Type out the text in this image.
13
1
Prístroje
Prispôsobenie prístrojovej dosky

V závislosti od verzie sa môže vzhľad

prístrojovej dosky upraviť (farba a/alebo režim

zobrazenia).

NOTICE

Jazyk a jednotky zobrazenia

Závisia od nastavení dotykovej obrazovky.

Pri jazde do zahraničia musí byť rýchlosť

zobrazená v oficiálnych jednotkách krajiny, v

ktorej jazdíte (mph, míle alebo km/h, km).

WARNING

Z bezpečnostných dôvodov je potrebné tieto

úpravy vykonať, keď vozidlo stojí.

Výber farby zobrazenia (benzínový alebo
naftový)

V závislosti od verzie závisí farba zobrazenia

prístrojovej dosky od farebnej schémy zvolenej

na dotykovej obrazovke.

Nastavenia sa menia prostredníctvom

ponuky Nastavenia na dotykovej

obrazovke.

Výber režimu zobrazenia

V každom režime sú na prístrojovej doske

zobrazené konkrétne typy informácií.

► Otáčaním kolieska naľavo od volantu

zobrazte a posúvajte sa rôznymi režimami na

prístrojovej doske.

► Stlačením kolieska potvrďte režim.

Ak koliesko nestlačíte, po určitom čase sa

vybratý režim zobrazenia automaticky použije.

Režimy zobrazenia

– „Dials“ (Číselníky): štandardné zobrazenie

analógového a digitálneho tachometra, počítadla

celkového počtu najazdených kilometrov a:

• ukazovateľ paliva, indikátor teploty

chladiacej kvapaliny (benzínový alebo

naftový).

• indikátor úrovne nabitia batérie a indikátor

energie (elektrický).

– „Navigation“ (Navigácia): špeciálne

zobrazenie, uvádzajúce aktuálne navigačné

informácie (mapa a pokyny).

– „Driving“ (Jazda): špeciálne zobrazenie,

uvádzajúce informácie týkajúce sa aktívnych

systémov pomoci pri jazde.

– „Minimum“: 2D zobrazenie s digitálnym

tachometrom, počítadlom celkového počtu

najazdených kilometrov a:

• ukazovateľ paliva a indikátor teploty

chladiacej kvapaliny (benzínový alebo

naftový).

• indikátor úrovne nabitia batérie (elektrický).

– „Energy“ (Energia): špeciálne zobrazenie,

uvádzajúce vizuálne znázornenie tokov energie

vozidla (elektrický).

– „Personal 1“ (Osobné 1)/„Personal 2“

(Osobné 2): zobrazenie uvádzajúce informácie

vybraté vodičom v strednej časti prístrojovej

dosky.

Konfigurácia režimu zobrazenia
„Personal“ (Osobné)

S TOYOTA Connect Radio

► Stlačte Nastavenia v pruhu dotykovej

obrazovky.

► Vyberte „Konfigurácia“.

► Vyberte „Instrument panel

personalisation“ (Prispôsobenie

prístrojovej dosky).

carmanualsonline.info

───

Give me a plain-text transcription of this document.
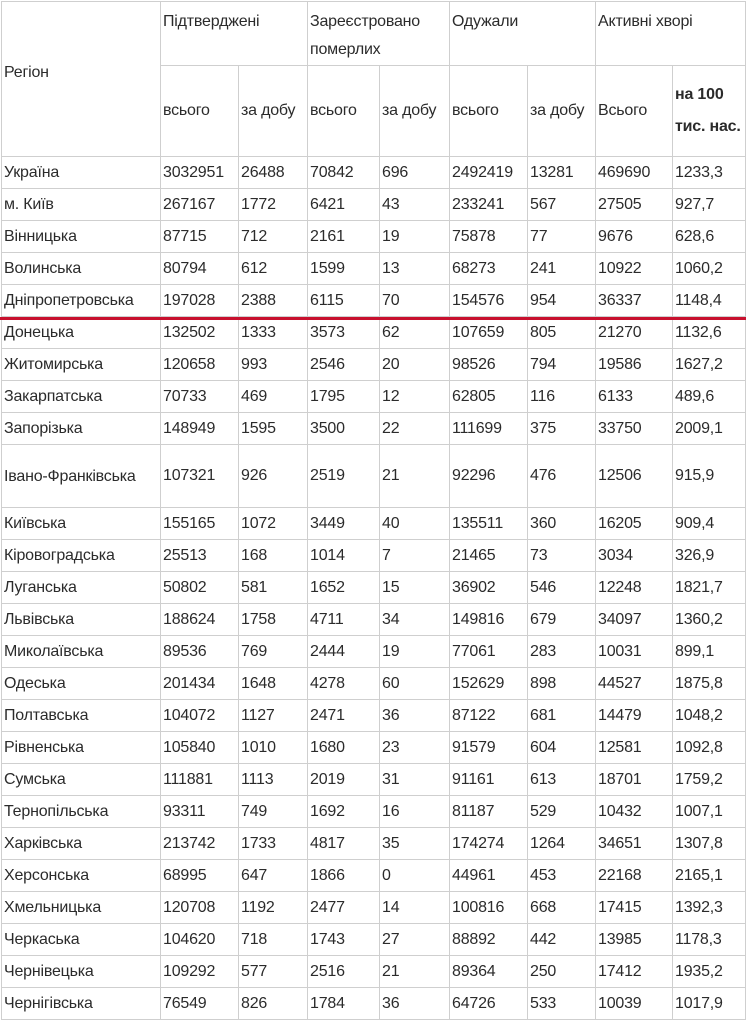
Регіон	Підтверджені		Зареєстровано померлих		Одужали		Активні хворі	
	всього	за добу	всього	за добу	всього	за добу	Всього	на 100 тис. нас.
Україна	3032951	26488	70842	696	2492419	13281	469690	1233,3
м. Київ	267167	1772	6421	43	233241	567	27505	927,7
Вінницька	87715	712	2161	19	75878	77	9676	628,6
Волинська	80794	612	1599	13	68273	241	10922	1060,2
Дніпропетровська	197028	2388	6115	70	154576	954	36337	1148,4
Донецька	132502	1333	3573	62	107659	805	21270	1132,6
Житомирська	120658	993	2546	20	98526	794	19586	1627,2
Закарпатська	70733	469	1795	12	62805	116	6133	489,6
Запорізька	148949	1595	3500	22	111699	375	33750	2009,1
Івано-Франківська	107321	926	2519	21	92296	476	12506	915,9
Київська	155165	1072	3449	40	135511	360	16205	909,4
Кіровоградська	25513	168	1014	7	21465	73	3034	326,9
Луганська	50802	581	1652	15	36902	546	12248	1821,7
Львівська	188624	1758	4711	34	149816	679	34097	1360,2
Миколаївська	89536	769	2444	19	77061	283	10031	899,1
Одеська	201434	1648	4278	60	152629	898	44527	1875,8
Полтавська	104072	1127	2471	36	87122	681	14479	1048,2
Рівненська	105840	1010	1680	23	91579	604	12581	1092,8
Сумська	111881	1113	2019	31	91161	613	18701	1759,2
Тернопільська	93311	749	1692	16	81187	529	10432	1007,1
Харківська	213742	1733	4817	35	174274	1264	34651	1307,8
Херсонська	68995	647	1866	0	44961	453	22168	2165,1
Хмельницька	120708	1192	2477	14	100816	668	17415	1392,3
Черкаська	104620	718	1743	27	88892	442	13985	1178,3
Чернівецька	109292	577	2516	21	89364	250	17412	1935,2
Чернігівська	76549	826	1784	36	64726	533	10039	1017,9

───

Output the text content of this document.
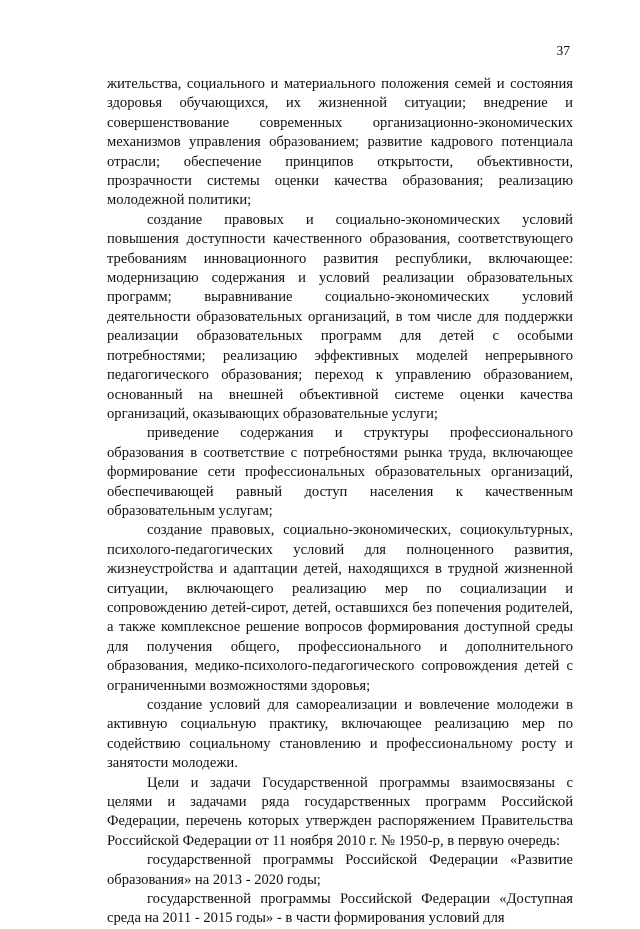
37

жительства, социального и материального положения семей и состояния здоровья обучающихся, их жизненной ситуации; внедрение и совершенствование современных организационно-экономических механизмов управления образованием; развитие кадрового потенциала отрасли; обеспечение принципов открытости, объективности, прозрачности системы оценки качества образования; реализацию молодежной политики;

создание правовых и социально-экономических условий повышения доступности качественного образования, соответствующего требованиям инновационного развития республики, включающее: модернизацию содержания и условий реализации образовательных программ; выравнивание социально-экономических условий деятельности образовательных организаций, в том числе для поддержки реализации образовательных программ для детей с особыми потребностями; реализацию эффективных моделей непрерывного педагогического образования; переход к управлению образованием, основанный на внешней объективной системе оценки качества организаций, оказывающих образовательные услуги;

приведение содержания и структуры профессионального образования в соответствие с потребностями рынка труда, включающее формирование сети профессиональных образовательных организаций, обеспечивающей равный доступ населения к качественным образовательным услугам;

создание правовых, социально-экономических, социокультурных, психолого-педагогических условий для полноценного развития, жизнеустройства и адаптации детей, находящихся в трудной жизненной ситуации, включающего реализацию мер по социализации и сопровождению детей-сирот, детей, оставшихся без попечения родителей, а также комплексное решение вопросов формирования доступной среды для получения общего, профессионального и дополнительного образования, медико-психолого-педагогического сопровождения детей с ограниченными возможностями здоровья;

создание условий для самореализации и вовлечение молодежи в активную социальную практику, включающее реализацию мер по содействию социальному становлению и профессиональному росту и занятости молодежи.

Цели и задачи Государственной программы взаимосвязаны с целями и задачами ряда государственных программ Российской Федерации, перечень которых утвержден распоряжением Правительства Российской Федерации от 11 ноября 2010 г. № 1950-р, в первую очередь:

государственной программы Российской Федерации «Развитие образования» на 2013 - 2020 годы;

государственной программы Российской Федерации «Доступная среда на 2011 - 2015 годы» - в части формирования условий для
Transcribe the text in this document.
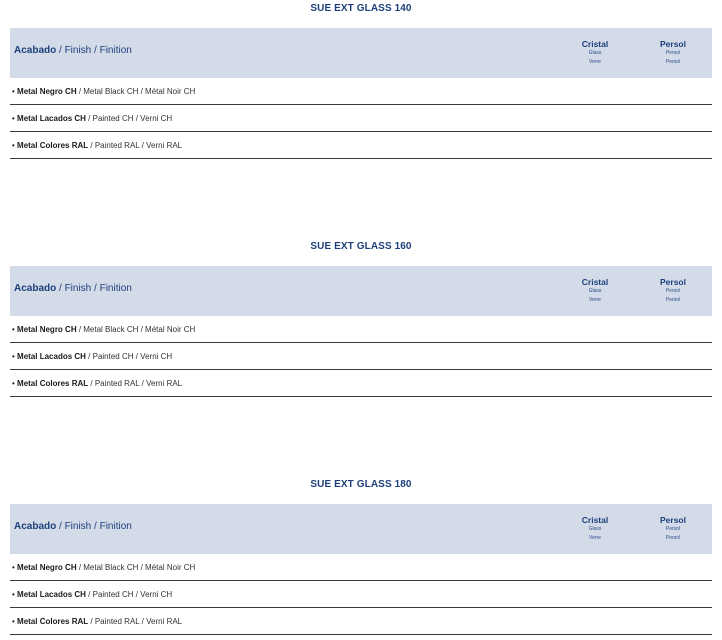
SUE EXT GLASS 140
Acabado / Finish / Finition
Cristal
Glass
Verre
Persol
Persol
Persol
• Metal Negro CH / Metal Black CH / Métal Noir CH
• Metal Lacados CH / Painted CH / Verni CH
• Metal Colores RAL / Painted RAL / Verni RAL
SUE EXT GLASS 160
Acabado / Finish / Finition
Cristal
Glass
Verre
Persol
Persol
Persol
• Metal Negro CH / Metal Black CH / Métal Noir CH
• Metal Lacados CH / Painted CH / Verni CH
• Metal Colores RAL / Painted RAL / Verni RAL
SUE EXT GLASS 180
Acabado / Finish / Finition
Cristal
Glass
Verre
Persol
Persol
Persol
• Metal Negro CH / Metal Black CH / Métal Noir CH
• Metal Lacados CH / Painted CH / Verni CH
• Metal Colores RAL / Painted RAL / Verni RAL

───

EXERCISE DESCRIPTION:
Filter the listing above by the word "doske"; copy each line that passes.

RESULT FOR THIS EXERCISE:
V každom režime sú na prístrojovej doske
prístrojovej doske.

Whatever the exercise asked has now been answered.